Task requirements:
Return the lines where the word "HTTP" occurs.

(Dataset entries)
□ □ □

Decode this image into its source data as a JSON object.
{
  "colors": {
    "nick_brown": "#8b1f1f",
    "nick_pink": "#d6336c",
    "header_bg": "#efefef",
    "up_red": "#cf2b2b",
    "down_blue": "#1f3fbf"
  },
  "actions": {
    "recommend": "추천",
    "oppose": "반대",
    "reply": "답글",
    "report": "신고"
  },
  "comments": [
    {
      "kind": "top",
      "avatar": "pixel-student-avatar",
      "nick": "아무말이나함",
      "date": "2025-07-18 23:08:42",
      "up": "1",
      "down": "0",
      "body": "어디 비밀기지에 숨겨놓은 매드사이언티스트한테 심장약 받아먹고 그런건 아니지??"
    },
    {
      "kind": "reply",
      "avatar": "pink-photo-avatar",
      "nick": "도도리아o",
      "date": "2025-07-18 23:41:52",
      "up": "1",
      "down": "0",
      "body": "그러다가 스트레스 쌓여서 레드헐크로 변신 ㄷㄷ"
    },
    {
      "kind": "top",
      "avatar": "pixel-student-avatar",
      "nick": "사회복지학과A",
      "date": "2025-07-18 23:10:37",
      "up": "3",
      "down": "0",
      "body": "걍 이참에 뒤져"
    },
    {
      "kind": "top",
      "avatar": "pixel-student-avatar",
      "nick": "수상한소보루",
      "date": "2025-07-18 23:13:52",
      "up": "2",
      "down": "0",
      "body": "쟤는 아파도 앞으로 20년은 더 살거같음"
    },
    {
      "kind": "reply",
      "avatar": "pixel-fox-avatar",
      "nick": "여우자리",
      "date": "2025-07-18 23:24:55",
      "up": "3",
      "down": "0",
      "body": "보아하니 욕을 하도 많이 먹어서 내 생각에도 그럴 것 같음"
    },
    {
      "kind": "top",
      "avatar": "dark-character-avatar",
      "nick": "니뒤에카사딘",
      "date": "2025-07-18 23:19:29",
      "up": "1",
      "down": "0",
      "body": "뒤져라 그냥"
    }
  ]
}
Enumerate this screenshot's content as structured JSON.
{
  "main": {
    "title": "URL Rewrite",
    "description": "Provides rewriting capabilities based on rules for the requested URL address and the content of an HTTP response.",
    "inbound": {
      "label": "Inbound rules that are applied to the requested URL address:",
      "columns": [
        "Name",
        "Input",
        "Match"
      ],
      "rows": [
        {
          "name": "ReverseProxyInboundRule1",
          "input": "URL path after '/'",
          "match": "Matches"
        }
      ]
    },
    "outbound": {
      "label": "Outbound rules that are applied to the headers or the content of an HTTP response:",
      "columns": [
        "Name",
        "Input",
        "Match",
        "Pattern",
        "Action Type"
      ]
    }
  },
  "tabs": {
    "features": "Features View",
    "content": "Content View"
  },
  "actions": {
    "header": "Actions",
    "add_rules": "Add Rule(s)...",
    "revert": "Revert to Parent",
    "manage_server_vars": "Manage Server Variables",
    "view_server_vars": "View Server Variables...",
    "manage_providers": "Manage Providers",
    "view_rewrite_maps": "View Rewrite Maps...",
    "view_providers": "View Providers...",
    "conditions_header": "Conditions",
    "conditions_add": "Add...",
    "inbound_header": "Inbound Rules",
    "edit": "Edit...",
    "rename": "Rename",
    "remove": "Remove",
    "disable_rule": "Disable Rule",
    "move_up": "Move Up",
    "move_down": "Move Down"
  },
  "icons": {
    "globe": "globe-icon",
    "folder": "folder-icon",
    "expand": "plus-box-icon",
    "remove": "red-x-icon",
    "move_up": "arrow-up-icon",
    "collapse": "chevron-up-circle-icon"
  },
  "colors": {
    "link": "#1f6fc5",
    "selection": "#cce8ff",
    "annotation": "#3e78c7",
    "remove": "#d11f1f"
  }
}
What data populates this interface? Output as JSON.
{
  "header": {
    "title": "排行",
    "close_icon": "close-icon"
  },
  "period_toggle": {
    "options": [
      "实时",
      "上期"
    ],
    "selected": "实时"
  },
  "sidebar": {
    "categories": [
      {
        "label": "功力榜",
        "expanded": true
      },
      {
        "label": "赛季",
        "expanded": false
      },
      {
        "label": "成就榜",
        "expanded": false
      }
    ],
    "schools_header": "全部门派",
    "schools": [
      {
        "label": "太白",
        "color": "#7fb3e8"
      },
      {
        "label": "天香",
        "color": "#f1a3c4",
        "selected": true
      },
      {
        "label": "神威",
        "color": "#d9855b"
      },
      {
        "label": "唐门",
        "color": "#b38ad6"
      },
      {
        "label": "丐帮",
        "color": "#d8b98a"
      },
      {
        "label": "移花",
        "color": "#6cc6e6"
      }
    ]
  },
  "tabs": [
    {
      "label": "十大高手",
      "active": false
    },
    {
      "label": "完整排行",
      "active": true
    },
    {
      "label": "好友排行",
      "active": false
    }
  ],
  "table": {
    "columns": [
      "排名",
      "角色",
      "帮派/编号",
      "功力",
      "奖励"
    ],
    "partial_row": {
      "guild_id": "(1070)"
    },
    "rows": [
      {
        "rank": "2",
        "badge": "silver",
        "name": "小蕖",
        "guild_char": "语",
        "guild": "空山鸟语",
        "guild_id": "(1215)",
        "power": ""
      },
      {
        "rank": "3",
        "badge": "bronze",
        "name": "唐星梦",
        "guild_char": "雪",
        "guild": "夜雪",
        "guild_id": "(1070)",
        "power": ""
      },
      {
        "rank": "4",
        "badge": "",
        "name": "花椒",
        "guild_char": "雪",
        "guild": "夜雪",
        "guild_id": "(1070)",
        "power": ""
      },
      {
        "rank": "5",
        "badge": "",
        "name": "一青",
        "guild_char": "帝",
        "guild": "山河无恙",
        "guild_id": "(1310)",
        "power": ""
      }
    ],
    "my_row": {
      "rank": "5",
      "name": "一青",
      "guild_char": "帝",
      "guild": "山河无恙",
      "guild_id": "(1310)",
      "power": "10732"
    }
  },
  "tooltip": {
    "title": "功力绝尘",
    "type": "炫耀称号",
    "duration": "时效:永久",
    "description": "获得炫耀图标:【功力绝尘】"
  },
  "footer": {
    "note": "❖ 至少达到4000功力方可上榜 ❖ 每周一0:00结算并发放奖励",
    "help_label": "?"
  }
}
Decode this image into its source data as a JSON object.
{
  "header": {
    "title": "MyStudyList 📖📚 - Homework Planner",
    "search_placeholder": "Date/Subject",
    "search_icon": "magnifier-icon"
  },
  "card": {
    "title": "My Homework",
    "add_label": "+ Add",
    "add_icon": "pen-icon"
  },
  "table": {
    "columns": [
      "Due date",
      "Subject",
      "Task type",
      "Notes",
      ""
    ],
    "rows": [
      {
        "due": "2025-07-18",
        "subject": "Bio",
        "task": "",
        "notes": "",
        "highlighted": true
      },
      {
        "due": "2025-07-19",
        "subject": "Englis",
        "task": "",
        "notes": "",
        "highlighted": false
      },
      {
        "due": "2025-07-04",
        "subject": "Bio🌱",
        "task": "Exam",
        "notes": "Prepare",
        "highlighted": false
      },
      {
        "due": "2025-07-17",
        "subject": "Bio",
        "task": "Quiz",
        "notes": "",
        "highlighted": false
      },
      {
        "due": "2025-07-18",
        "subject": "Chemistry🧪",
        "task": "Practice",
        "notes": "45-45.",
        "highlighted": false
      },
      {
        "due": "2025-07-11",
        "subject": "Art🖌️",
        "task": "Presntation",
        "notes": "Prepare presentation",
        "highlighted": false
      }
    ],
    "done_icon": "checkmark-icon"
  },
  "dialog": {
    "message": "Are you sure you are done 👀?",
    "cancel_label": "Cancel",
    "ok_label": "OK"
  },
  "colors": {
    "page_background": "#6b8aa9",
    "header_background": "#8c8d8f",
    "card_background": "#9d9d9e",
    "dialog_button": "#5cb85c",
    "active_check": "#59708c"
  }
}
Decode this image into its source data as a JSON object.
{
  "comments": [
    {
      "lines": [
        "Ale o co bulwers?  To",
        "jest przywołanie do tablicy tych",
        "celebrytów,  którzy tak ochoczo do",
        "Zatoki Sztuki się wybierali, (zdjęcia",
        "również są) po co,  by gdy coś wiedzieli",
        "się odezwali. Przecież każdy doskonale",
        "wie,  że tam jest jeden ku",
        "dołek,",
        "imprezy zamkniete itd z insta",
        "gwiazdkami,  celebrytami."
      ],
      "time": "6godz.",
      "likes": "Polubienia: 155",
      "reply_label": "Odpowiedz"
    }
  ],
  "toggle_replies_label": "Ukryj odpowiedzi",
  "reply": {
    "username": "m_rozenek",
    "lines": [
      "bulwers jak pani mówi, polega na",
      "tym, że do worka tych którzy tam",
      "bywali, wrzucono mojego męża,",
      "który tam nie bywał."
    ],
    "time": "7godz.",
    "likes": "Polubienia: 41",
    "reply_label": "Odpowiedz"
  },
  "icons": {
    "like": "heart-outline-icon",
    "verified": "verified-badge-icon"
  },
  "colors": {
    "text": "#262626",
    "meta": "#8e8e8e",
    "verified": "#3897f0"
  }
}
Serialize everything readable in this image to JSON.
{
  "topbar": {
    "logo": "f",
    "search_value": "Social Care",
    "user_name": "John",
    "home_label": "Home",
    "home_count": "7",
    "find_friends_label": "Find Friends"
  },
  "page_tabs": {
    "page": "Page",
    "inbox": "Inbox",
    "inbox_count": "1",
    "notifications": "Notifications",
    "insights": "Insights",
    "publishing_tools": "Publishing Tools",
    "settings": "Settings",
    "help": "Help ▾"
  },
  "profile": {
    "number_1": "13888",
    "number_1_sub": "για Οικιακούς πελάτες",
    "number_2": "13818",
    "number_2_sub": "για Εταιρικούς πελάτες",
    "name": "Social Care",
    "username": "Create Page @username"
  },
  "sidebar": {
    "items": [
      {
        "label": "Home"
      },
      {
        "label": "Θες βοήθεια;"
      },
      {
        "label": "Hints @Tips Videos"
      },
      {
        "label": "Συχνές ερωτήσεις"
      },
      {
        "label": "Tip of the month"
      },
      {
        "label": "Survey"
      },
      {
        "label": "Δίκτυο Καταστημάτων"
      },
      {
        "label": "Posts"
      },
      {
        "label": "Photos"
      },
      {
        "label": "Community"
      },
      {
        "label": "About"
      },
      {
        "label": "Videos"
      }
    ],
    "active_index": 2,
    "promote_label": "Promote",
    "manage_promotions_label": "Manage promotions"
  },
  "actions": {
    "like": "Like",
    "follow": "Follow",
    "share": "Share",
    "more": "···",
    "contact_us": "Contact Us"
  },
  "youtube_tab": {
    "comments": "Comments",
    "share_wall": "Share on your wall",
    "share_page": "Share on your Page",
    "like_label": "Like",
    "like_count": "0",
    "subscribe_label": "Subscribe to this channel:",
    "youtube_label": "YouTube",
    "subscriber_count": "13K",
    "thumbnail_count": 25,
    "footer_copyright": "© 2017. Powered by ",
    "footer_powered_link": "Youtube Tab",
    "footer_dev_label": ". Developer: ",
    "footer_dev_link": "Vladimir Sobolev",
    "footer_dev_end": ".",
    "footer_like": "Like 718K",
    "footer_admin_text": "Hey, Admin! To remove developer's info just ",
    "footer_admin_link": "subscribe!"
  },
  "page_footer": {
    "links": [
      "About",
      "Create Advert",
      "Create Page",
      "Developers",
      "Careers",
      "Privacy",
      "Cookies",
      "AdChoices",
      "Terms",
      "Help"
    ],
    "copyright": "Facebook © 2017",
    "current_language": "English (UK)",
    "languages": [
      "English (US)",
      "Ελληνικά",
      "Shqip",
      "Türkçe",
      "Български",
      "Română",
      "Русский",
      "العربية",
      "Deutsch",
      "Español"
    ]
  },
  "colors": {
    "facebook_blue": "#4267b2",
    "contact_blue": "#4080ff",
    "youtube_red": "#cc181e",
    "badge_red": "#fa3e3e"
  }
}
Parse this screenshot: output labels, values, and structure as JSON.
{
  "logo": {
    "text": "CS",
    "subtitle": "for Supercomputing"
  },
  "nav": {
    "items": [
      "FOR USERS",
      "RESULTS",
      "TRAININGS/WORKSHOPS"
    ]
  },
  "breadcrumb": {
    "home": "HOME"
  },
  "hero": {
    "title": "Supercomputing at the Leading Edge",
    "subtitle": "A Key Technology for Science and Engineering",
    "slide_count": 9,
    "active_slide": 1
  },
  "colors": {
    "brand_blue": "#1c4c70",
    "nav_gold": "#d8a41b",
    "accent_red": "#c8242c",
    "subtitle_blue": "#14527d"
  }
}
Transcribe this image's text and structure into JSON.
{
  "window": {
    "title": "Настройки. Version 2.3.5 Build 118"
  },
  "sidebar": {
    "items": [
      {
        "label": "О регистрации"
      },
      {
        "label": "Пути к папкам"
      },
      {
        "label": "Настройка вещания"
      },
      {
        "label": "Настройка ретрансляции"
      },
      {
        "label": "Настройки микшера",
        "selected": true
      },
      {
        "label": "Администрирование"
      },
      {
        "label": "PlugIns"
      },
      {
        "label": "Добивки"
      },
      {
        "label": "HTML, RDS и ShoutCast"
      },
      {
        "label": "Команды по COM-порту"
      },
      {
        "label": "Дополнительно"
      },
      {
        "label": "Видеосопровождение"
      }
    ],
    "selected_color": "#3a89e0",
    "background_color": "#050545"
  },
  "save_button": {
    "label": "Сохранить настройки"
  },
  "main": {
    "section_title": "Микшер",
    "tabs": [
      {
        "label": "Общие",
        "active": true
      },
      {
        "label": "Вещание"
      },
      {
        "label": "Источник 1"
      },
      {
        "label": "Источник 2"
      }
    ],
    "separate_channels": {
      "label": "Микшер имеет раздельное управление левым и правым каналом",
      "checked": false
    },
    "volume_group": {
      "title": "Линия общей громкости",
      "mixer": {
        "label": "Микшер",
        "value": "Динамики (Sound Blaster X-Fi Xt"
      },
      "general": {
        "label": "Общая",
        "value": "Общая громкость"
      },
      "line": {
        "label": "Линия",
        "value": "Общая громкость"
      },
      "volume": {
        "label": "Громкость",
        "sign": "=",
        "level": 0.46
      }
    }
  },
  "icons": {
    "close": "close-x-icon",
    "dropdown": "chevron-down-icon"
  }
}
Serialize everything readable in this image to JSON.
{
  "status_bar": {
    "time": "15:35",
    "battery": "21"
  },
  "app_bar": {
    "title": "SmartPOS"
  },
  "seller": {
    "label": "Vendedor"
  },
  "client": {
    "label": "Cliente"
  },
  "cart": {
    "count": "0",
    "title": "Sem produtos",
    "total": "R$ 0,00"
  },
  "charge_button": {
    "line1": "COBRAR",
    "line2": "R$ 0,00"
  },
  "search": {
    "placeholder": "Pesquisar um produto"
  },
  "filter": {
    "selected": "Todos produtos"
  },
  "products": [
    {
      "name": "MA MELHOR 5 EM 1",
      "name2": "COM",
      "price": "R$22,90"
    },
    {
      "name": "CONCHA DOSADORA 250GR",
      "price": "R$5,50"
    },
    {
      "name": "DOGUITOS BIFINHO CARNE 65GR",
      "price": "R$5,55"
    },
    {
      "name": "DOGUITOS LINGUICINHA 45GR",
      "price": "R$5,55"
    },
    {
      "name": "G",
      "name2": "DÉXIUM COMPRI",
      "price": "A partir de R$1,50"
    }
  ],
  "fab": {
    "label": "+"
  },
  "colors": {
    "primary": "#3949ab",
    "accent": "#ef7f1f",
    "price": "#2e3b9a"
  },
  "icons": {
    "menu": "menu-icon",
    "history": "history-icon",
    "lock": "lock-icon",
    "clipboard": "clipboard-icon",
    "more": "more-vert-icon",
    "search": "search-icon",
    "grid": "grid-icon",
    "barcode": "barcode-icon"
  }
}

□ □ □

Complete output:
    "description": "Provides rewriting capabilities based on rules for the requested URL address and the content of an HTTP response.",
      "label": "Outbound rules that are applied to the headers or the content of an HTTP response:",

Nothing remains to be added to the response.